What needs to be done:
In the material below, list every line carrying the string "家重点小区比较".

Data shown:
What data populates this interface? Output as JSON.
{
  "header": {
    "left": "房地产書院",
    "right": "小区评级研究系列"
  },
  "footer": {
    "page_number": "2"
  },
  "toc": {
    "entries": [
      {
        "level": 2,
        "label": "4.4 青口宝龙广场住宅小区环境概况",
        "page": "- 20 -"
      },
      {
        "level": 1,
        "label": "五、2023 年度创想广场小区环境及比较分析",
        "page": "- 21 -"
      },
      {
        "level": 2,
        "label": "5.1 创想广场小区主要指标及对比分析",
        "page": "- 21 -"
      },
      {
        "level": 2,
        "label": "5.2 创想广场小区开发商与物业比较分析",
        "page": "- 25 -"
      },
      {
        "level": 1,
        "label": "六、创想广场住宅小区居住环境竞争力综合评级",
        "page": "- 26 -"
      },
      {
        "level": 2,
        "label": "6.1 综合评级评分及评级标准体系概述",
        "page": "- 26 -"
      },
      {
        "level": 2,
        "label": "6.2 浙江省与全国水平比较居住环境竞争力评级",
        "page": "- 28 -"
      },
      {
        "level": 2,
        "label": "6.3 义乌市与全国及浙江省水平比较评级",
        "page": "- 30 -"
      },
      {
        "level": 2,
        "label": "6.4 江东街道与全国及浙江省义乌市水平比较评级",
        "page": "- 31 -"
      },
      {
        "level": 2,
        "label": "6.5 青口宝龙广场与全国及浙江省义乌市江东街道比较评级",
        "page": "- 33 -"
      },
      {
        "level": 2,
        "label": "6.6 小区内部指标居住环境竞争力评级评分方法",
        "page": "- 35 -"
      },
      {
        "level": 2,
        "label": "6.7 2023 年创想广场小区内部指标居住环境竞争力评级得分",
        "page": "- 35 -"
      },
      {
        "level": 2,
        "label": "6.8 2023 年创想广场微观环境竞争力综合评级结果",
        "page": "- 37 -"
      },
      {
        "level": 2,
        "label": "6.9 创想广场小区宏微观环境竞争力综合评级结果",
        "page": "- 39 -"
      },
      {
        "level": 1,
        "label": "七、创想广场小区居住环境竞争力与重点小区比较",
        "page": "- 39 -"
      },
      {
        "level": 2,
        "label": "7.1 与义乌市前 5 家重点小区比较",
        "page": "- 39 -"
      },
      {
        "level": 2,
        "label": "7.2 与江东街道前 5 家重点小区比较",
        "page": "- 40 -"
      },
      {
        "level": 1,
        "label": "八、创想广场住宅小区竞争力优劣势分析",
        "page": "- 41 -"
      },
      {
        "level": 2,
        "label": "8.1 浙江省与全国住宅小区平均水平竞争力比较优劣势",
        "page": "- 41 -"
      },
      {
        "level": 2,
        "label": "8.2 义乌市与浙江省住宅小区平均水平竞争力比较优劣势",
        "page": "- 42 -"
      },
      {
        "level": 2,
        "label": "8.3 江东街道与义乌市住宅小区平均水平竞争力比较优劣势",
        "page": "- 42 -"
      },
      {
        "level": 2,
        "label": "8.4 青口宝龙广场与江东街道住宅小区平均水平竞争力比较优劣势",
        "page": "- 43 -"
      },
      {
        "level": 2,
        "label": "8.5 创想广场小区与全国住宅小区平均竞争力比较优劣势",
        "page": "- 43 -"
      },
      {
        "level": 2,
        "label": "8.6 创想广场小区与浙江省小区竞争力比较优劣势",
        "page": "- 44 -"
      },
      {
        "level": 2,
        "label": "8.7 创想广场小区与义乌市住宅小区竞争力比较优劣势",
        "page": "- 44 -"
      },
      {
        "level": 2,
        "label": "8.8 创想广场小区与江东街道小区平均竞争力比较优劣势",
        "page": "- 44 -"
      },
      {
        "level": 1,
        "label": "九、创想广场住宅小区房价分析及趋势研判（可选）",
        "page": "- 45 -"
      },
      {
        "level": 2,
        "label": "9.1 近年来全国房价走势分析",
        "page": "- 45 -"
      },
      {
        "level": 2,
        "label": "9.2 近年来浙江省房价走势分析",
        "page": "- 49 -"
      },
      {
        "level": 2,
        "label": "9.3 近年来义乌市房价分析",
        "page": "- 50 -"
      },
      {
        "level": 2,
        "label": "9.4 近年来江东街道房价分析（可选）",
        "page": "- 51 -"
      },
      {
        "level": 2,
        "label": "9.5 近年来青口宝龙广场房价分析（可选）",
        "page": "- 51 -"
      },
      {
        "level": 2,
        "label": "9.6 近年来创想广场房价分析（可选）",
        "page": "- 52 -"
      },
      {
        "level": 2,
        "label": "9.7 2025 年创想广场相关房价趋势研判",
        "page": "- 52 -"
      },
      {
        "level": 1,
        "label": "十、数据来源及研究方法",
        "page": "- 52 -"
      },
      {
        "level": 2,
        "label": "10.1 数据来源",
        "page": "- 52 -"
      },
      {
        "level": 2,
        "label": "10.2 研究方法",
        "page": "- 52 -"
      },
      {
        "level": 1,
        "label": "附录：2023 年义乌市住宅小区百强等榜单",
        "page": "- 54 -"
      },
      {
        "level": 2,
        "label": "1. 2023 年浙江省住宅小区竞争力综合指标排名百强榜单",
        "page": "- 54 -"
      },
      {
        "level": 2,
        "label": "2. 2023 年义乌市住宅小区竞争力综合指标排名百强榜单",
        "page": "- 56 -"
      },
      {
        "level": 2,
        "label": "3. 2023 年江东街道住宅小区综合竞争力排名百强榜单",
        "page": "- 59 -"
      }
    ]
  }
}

Output for this exercise:
        "label": "7.1 与义乌市前 5 家重点小区比较",
        "label": "7.2 与江东街道前 5 家重点小区比较",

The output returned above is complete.